Given problem: Answer with one number: how many lines hold "JSON".

Data extract:
★ ★ ★ ★ ★ ★ ★

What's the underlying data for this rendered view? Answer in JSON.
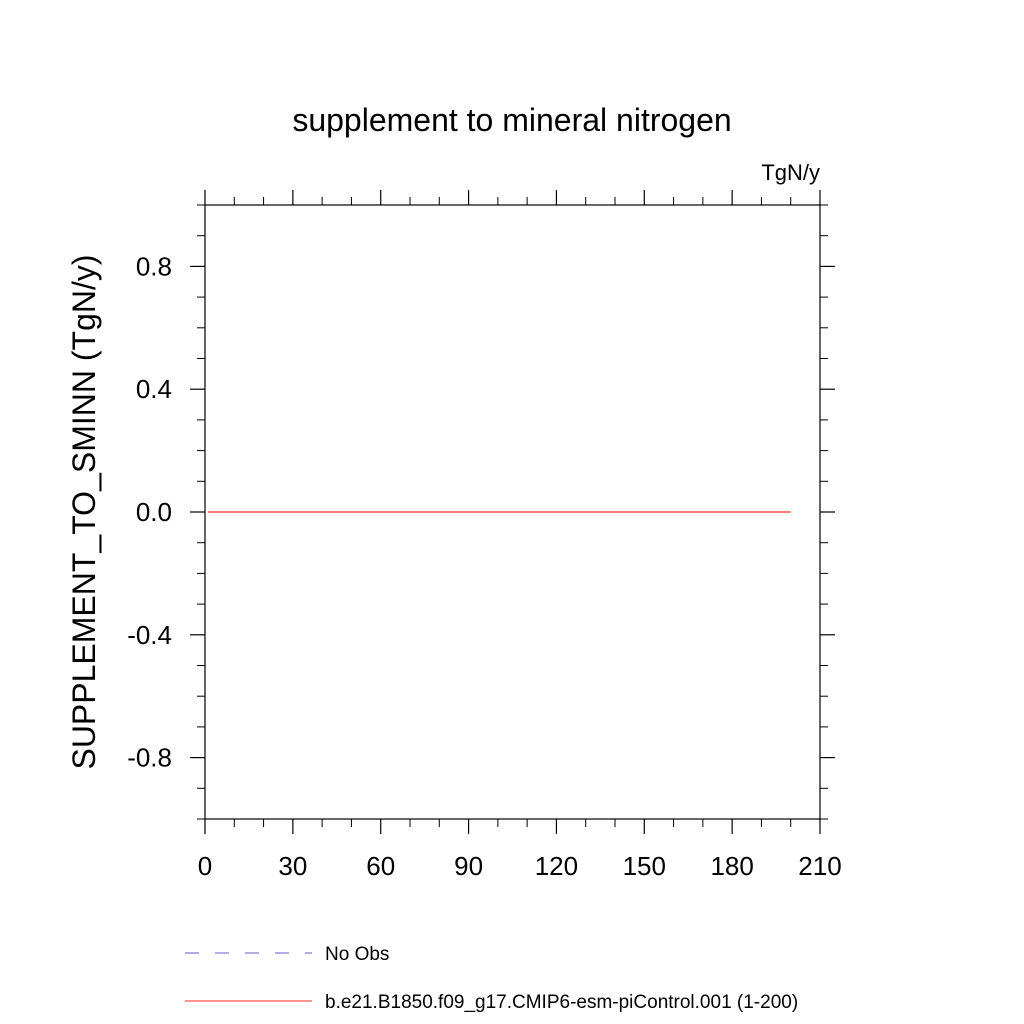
{
  "chart_data": {
    "type": "line",
    "title": "supplement to mineral nitrogen",
    "units_label": "TgN/y",
    "xlabel": "",
    "ylabel": "SUPPLEMENT_TO_SMINN  (TgN/y)",
    "xlim": [
      0,
      210
    ],
    "ylim": [
      -1.0,
      1.0
    ],
    "x_ticks": [
      0,
      30,
      60,
      90,
      120,
      150,
      180,
      210
    ],
    "x_tick_labels": [
      "0",
      "30",
      "60",
      "90",
      "120",
      "150",
      "180",
      "210"
    ],
    "x_minor_step": 10,
    "y_ticks": [
      -0.8,
      -0.4,
      0.0,
      0.4,
      0.8
    ],
    "y_tick_labels": [
      "-0.8",
      "-0.4",
      "0.0",
      "0.4",
      "0.8"
    ],
    "y_minor_step": 0.1,
    "grid": false,
    "legend_position": "bottom",
    "series": [
      {
        "name": "No Obs",
        "color": "#6a5acd",
        "dash": "dashed",
        "x": [],
        "y": []
      },
      {
        "name": "b.e21.B1850.f09_g17.CMIP6-esm-piControl.001 (1-200)",
        "color": "#ff2a2a",
        "dash": "solid",
        "x": [
          1,
          200
        ],
        "y": [
          0.0,
          0.0
        ]
      }
    ]
  }
}
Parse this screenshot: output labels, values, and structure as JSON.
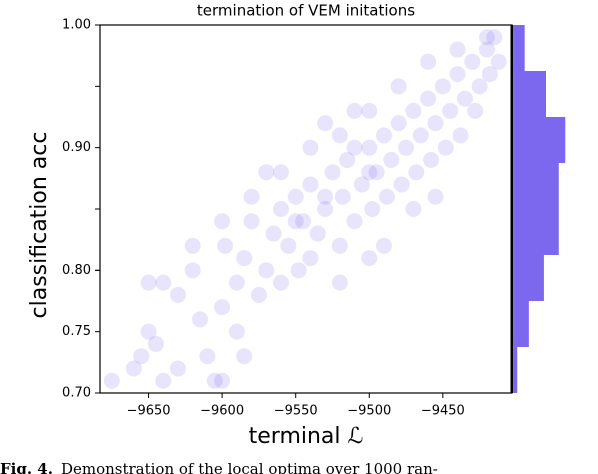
{
  "chart_data": {
    "type": "scatter",
    "title": "termination of VEM initations",
    "xlabel": "terminal ℒ",
    "ylabel": "classification acc",
    "color": "#7b68ee",
    "x": [
      -9675,
      -9660,
      -9655,
      -9650,
      -9645,
      -9640,
      -9650,
      -9640,
      -9630,
      -9620,
      -9615,
      -9610,
      -9605,
      -9600,
      -9598,
      -9590,
      -9585,
      -9580,
      -9575,
      -9570,
      -9565,
      -9560,
      -9555,
      -9550,
      -9548,
      -9545,
      -9540,
      -9535,
      -9530,
      -9525,
      -9520,
      -9518,
      -9515,
      -9510,
      -9505,
      -9500,
      -9498,
      -9495,
      -9490,
      -9488,
      -9485,
      -9480,
      -9478,
      -9475,
      -9470,
      -9468,
      -9465,
      -9460,
      -9458,
      -9455,
      -9450,
      -9448,
      -9445,
      -9440,
      -9438,
      -9435,
      -9430,
      -9428,
      -9425,
      -9420,
      -9418,
      -9415,
      -9412,
      -9420,
      -9440,
      -9460,
      -9480,
      -9500,
      -9520,
      -9540,
      -9560,
      -9580,
      -9600,
      -9620,
      -9540,
      -9560,
      -9520,
      -9500,
      -9490,
      -9590,
      -9630,
      -9600,
      -9585,
      -9570,
      -9530,
      -9510,
      -9470,
      -9455,
      -9500,
      -9510,
      -9530,
      -9550
    ],
    "y": [
      0.71,
      0.72,
      0.73,
      0.75,
      0.74,
      0.71,
      0.79,
      0.79,
      0.78,
      0.8,
      0.76,
      0.73,
      0.71,
      0.77,
      0.82,
      0.79,
      0.81,
      0.84,
      0.78,
      0.8,
      0.83,
      0.85,
      0.82,
      0.86,
      0.8,
      0.84,
      0.87,
      0.83,
      0.85,
      0.88,
      0.82,
      0.86,
      0.89,
      0.84,
      0.87,
      0.9,
      0.85,
      0.88,
      0.91,
      0.86,
      0.89,
      0.92,
      0.87,
      0.9,
      0.93,
      0.88,
      0.91,
      0.94,
      0.89,
      0.92,
      0.95,
      0.9,
      0.93,
      0.96,
      0.91,
      0.94,
      0.97,
      0.93,
      0.95,
      0.98,
      0.96,
      0.99,
      0.97,
      0.99,
      0.98,
      0.97,
      0.95,
      0.93,
      0.91,
      0.9,
      0.88,
      0.86,
      0.84,
      0.82,
      0.81,
      0.79,
      0.79,
      0.81,
      0.82,
      0.75,
      0.72,
      0.71,
      0.73,
      0.88,
      0.92,
      0.93,
      0.85,
      0.86,
      0.88,
      0.9,
      0.86,
      0.84
    ],
    "xlim": [
      -9683,
      -9403
    ],
    "ylim": [
      0.7,
      1.0
    ],
    "xticks": [
      {
        "value": -9650,
        "label": "−9650"
      },
      {
        "value": -9600,
        "label": "−9600"
      },
      {
        "value": -9550,
        "label": "−9550"
      },
      {
        "value": -9500,
        "label": "−9500"
      },
      {
        "value": -9450,
        "label": "−9450"
      }
    ],
    "yticks": [
      {
        "value": 0.7,
        "label": "0.70"
      },
      {
        "value": 0.75,
        "label": "0.75"
      },
      0.8,
      {
        "value": 0.8,
        "label": "0.80"
      },
      0.85,
      {
        "value": 0.9,
        "label": "0.90"
      },
      0.95,
      {
        "value": 1.0,
        "label": "1.00"
      }
    ],
    "marginal": {
      "bins": [
        0.7,
        0.7375,
        0.775,
        0.8125,
        0.85,
        0.8875,
        0.925,
        0.9625,
        1.0
      ],
      "counts": [
        14,
        64,
        129,
        193,
        193,
        221,
        138,
        46
      ],
      "xlim": [
        0,
        250
      ]
    }
  },
  "caption": {
    "label": "Fig. 4.",
    "text": "Demonstration of the local optima over 1000 ran-"
  }
}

★ ★ ★ ★ ★ ★ ★

Task result: 2